To be done: Look through the data below and say how many of its lines contain "später", adding nothing else.

### Records provided

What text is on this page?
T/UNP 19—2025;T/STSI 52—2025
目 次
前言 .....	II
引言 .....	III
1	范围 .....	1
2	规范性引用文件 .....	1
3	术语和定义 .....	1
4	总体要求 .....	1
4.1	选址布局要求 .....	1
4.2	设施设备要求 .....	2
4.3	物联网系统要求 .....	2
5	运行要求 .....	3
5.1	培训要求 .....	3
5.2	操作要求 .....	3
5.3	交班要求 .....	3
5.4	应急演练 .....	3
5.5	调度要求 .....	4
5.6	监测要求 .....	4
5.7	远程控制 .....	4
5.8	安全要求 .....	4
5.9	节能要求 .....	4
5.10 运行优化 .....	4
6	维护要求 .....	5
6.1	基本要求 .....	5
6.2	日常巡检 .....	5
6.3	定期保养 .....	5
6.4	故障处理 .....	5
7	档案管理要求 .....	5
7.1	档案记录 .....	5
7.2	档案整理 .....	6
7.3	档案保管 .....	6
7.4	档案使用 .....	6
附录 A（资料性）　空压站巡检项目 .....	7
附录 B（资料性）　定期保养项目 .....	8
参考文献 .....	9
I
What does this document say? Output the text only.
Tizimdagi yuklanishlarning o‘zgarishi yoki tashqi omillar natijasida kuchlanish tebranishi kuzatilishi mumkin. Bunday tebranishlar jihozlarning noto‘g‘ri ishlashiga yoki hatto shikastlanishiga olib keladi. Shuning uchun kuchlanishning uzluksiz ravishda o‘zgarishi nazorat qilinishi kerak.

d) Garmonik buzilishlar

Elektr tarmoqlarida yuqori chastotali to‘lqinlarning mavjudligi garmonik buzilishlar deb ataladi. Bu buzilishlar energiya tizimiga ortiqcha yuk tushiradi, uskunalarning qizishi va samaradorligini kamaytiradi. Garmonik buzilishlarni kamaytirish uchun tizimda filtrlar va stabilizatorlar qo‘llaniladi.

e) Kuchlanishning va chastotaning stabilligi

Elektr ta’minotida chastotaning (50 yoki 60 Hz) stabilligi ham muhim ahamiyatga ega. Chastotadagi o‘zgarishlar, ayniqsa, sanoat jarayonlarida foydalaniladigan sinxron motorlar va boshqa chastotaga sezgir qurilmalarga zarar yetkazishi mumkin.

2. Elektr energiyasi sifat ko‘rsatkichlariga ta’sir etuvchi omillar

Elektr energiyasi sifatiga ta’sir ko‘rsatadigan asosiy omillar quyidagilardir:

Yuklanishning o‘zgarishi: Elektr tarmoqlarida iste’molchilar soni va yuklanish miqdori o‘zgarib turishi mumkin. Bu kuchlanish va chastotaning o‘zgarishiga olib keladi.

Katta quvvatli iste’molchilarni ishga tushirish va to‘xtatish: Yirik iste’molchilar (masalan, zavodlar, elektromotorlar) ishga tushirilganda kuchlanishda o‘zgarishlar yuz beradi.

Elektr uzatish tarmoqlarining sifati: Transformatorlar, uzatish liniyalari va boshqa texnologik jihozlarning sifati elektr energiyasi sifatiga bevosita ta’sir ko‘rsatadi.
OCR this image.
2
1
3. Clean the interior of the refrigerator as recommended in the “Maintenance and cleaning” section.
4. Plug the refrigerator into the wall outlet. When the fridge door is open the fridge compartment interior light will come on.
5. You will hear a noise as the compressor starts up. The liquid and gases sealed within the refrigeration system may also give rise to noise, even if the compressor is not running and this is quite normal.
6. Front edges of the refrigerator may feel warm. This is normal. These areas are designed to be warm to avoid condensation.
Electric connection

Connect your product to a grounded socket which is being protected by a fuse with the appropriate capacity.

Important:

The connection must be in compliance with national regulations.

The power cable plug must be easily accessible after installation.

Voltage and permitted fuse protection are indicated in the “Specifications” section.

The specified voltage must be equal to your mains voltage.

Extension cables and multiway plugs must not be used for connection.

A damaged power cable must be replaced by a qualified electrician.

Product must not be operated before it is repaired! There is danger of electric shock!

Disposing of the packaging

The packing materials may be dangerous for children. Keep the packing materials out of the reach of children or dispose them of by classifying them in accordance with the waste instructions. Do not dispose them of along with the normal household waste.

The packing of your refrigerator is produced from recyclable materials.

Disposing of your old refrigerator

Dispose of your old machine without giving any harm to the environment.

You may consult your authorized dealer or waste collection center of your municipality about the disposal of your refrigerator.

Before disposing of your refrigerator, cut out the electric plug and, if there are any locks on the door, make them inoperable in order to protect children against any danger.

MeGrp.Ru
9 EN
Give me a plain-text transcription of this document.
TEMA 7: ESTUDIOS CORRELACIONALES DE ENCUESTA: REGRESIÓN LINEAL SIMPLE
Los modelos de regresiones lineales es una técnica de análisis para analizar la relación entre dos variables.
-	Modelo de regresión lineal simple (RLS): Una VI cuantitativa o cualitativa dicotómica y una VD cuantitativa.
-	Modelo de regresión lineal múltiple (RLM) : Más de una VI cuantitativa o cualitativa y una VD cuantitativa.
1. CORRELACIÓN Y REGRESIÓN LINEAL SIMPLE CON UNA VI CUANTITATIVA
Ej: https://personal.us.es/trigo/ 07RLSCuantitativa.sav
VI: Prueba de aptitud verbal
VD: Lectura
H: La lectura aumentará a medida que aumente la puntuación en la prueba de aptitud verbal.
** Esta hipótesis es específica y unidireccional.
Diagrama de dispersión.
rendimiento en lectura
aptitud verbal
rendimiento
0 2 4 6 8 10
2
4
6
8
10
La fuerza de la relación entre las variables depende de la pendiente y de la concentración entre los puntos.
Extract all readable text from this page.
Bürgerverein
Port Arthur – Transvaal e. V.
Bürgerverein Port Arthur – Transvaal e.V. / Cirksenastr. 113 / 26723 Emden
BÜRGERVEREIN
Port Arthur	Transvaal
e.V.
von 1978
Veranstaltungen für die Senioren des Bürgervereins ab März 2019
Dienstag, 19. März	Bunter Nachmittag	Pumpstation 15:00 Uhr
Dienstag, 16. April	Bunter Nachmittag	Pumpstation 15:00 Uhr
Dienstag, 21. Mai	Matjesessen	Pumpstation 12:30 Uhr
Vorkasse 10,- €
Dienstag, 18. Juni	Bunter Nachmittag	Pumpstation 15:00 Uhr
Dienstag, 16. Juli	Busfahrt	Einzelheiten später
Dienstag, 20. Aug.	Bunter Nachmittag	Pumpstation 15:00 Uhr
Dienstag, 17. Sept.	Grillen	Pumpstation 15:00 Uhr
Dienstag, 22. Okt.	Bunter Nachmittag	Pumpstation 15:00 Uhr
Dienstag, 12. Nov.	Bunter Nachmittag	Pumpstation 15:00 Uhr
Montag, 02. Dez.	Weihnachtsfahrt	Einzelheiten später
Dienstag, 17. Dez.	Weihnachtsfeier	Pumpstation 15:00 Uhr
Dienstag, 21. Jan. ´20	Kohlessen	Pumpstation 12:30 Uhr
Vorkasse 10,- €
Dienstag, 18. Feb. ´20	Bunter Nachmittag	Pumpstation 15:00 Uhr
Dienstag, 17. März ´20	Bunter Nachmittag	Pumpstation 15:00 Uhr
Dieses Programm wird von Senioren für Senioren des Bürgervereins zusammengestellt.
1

######

Solved exercise: 2